Records from a collection of figures:

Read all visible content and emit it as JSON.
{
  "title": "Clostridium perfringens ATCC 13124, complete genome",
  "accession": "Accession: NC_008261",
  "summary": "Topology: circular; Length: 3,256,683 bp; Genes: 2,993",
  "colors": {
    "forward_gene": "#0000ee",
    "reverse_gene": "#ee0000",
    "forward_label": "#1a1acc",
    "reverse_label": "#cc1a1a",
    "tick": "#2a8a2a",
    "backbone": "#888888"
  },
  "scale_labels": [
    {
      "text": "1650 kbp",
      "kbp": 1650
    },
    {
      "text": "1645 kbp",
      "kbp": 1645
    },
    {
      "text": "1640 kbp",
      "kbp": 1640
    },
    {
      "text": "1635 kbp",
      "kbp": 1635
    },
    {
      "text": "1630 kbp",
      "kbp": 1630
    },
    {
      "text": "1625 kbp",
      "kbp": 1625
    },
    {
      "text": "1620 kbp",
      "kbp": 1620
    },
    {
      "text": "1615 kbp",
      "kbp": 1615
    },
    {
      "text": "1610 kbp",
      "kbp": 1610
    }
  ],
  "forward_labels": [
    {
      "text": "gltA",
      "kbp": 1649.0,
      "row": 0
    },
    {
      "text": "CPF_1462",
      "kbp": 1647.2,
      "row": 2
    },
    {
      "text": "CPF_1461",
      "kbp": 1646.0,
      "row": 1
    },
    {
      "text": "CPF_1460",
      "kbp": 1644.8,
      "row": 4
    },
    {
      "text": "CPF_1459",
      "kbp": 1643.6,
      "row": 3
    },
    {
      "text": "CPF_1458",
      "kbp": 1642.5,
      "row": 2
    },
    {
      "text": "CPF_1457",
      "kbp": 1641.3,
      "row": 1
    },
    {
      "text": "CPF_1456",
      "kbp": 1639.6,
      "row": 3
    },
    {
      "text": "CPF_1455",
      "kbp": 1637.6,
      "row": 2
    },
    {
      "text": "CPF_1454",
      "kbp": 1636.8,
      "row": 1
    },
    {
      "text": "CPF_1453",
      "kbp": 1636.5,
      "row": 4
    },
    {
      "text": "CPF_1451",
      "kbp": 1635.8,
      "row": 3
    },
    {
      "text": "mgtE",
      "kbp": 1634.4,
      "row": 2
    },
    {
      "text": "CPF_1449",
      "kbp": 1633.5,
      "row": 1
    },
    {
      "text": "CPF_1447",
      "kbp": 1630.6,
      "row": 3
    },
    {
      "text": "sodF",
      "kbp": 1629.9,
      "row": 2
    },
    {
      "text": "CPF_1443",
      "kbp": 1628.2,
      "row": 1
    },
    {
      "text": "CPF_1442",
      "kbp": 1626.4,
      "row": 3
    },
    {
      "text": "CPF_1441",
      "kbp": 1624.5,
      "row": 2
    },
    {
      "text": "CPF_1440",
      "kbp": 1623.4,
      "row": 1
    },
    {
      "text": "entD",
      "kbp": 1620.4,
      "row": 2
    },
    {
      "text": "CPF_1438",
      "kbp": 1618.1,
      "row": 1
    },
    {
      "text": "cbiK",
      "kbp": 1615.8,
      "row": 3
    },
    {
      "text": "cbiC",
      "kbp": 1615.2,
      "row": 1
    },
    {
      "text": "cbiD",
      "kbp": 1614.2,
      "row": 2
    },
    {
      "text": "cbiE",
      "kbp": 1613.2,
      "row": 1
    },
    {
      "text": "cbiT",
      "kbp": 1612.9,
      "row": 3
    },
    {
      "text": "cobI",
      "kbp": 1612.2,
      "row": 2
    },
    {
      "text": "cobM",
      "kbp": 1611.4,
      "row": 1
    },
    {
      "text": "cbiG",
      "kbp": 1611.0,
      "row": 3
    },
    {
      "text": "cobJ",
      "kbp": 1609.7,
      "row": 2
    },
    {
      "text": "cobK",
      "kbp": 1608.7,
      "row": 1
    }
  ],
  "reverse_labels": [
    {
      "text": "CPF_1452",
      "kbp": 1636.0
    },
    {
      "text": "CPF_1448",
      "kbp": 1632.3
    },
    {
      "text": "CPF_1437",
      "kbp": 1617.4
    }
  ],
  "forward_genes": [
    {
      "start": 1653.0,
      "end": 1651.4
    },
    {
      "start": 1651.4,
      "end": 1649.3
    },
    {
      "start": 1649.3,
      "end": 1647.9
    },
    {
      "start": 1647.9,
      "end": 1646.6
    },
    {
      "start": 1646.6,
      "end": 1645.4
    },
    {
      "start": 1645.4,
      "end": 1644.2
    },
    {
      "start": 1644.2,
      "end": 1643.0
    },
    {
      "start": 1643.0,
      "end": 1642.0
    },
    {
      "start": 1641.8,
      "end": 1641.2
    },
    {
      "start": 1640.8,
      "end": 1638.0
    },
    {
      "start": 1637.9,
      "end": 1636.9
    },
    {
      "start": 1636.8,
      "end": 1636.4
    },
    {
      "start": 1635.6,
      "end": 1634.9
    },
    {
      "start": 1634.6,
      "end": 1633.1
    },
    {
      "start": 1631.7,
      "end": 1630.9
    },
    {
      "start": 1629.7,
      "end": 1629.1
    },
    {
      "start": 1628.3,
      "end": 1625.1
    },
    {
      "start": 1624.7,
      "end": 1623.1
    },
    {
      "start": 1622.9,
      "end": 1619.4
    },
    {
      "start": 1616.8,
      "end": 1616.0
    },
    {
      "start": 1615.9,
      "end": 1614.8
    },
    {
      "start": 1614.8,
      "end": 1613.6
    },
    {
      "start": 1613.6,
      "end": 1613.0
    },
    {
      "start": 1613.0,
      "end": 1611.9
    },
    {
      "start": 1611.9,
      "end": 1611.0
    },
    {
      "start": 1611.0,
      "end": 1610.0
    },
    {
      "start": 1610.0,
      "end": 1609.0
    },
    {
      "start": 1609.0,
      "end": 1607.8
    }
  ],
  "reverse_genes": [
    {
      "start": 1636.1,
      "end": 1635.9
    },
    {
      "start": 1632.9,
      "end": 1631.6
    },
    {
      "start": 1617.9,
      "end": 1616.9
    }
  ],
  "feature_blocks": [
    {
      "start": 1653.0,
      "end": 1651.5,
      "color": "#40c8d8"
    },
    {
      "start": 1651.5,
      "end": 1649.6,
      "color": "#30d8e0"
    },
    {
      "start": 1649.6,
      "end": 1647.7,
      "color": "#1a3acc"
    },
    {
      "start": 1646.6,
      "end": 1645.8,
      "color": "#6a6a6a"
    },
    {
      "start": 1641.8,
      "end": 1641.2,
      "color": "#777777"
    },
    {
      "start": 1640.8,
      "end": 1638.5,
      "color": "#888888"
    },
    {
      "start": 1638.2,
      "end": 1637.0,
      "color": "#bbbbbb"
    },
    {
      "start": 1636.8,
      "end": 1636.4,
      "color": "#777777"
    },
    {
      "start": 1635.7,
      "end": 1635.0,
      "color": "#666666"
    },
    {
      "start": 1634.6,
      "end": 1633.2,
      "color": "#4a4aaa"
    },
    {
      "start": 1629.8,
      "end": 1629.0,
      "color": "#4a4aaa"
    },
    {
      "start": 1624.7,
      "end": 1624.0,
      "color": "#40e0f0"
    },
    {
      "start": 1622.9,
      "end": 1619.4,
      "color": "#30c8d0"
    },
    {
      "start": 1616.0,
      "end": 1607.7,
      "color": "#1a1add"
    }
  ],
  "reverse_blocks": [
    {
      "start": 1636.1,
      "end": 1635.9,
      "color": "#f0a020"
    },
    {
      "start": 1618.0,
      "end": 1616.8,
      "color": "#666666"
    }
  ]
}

Work instructions
Restate the whole set of entries exactly.

Answer to this task
Read all visible content and emit it as JSON.
{
  "title": "Clostridium perfringens ATCC 13124, complete genome",
  "accession": "Accession: NC_008261",
  "summary": "Topology: circular; Length: 3,256,683 bp; Genes: 2,993",
  "colors": {
    "forward_gene": "#0000ee",
    "reverse_gene": "#ee0000",
    "forward_label": "#1a1acc",
    "reverse_label": "#cc1a1a",
    "tick": "#2a8a2a",
    "backbone": "#888888"
  },
  "scale_labels": [
    {
      "text": "1650 kbp",
      "kbp": 1650
    },
    {
      "text": "1645 kbp",
      "kbp": 1645
    },
    {
      "text": "1640 kbp",
      "kbp": 1640
    },
    {
      "text": "1635 kbp",
      "kbp": 1635
    },
    {
      "text": "1630 kbp",
      "kbp": 1630
    },
    {
      "text": "1625 kbp",
      "kbp": 1625
    },
    {
      "text": "1620 kbp",
      "kbp": 1620
    },
    {
      "text": "1615 kbp",
      "kbp": 1615
    },
    {
      "text": "1610 kbp",
      "kbp": 1610
    }
  ],
  "forward_labels": [
    {
      "text": "gltA",
      "kbp": 1649.0,
      "row": 0
    },
    {
      "text": "CPF_1462",
      "kbp": 1647.2,
      "row": 2
    },
    {
      "text": "CPF_1461",
      "kbp": 1646.0,
      "row": 1
    },
    {
      "text": "CPF_1460",
      "kbp": 1644.8,
      "row": 4
    },
    {
      "text": "CPF_1459",
      "kbp": 1643.6,
      "row": 3
    },
    {
      "text": "CPF_1458",
      "kbp": 1642.5,
      "row": 2
    },
    {
      "text": "CPF_1457",
      "kbp": 1641.3,
      "row": 1
    },
    {
      "text": "CPF_1456",
      "kbp": 1639.6,
      "row": 3
    },
    {
      "text": "CPF_1455",
      "kbp": 1637.6,
      "row": 2
    },
    {
      "text": "CPF_1454",
      "kbp": 1636.8,
      "row": 1
    },
    {
      "text": "CPF_1453",
      "kbp": 1636.5,
      "row": 4
    },
    {
      "text": "CPF_1451",
      "kbp": 1635.8,
      "row": 3
    },
    {
      "text": "mgtE",
      "kbp": 1634.4,
      "row": 2
    },
    {
      "text": "CPF_1449",
      "kbp": 1633.5,
      "row": 1
    },
    {
      "text": "CPF_1447",
      "kbp": 1630.6,
      "row": 3
    },
    {
      "text": "sodF",
      "kbp": 1629.9,
      "row": 2
    },
    {
      "text": "CPF_1443",
      "kbp": 1628.2,
      "row": 1
    },
    {
      "text": "CPF_1442",
      "kbp": 1626.4,
      "row": 3
    },
    {
      "text": "CPF_1441",
      "kbp": 1624.5,
      "row": 2
    },
    {
      "text": "CPF_1440",
      "kbp": 1623.4,
      "row": 1
    },
    {
      "text": "entD",
      "kbp": 1620.4,
      "row": 2
    },
    {
      "text": "CPF_1438",
      "kbp": 1618.1,
      "row": 1
    },
    {
      "text": "cbiK",
      "kbp": 1615.8,
      "row": 3
    },
    {
      "text": "cbiC",
      "kbp": 1615.2,
      "row": 1
    },
    {
      "text": "cbiD",
      "kbp": 1614.2,
      "row": 2
    },
    {
      "text": "cbiE",
      "kbp": 1613.2,
      "row": 1
    },
    {
      "text": "cbiT",
      "kbp": 1612.9,
      "row": 3
    },
    {
      "text": "cobI",
      "kbp": 1612.2,
      "row": 2
    },
    {
      "text": "cobM",
      "kbp": 1611.4,
      "row": 1
    },
    {
      "text": "cbiG",
      "kbp": 1611.0,
      "row": 3
    },
    {
      "text": "cobJ",
      "kbp": 1609.7,
      "row": 2
    },
    {
      "text": "cobK",
      "kbp": 1608.7,
      "row": 1
    }
  ],
  "reverse_labels": [
    {
      "text": "CPF_1452",
      "kbp": 1636.0
    },
    {
      "text": "CPF_1448",
      "kbp": 1632.3
    },
    {
      "text": "CPF_1437",
      "kbp": 1617.4
    }
  ],
  "forward_genes": [
    {
      "start": 1653.0,
      "end": 1651.4
    },
    {
      "start": 1651.4,
      "end": 1649.3
    },
    {
      "start": 1649.3,
      "end": 1647.9
    },
    {
      "start": 1647.9,
      "end": 1646.6
    },
    {
      "start": 1646.6,
      "end": 1645.4
    },
    {
      "start": 1645.4,
      "end": 1644.2
    },
    {
      "start": 1644.2,
      "end": 1643.0
    },
    {
      "start": 1643.0,
      "end": 1642.0
    },
    {
      "start": 1641.8,
      "end": 1641.2
    },
    {
      "start": 1640.8,
      "end": 1638.0
    },
    {
      "start": 1637.9,
      "end": 1636.9
    },
    {
      "start": 1636.8,
      "end": 1636.4
    },
    {
      "start": 1635.6,
      "end": 1634.9
    },
    {
      "start": 1634.6,
      "end": 1633.1
    },
    {
      "start": 1631.7,
      "end": 1630.9
    },
    {
      "start": 1629.7,
      "end": 1629.1
    },
    {
      "start": 1628.3,
      "end": 1625.1
    },
    {
      "start": 1624.7,
      "end": 1623.1
    },
    {
      "start": 1622.9,
      "end": 1619.4
    },
    {
      "start": 1616.8,
      "end": 1616.0
    },
    {
      "start": 1615.9,
      "end": 1614.8
    },
    {
      "start": 1614.8,
      "end": 1613.6
    },
    {
      "start": 1613.6,
      "end": 1613.0
    },
    {
      "start": 1613.0,
      "end": 1611.9
    },
    {
      "start": 1611.9,
      "end": 1611.0
    },
    {
      "start": 1611.0,
      "end": 1610.0
    },
    {
      "start": 1610.0,
      "end": 1609.0
    },
    {
      "start": 1609.0,
      "end": 1607.8
    }
  ],
  "reverse_genes": [
    {
      "start": 1636.1,
      "end": 1635.9
    },
    {
      "start": 1632.9,
      "end": 1631.6
    },
    {
      "start": 1617.9,
      "end": 1616.9
    }
  ],
  "feature_blocks": [
    {
      "start": 1653.0,
      "end": 1651.5,
      "color": "#40c8d8"
    },
    {
      "start": 1651.5,
      "end": 1649.6,
      "color": "#30d8e0"
    },
    {
      "start": 1649.6,
      "end": 1647.7,
      "color": "#1a3acc"
    },
    {
      "start": 1646.6,
      "end": 1645.8,
      "color": "#6a6a6a"
    },
    {
      "start": 1641.8,
      "end": 1641.2,
      "color": "#777777"
    },
    {
      "start": 1640.8,
      "end": 1638.5,
      "color": "#888888"
    },
    {
      "start": 1638.2,
      "end": 1637.0,
      "color": "#bbbbbb"
    },
    {
      "start": 1636.8,
      "end": 1636.4,
      "color": "#777777"
    },
    {
      "start": 1635.7,
      "end": 1635.0,
      "color": "#666666"
    },
    {
      "start": 1634.6,
      "end": 1633.2,
      "color": "#4a4aaa"
    },
    {
      "start": 1629.8,
      "end": 1629.0,
      "color": "#4a4aaa"
    },
    {
      "start": 1624.7,
      "end": 1624.0,
      "color": "#40e0f0"
    },
    {
      "start": 1622.9,
      "end": 1619.4,
      "color": "#30c8d0"
    },
    {
      "start": 1616.0,
      "end": 1607.7,
      "color": "#1a1add"
    }
  ],
  "reverse_blocks": [
    {
      "start": 1636.1,
      "end": 1635.9,
      "color": "#f0a020"
    },
    {
      "start": 1618.0,
      "end": 1616.8,
      "color": "#666666"
    }
  ]
}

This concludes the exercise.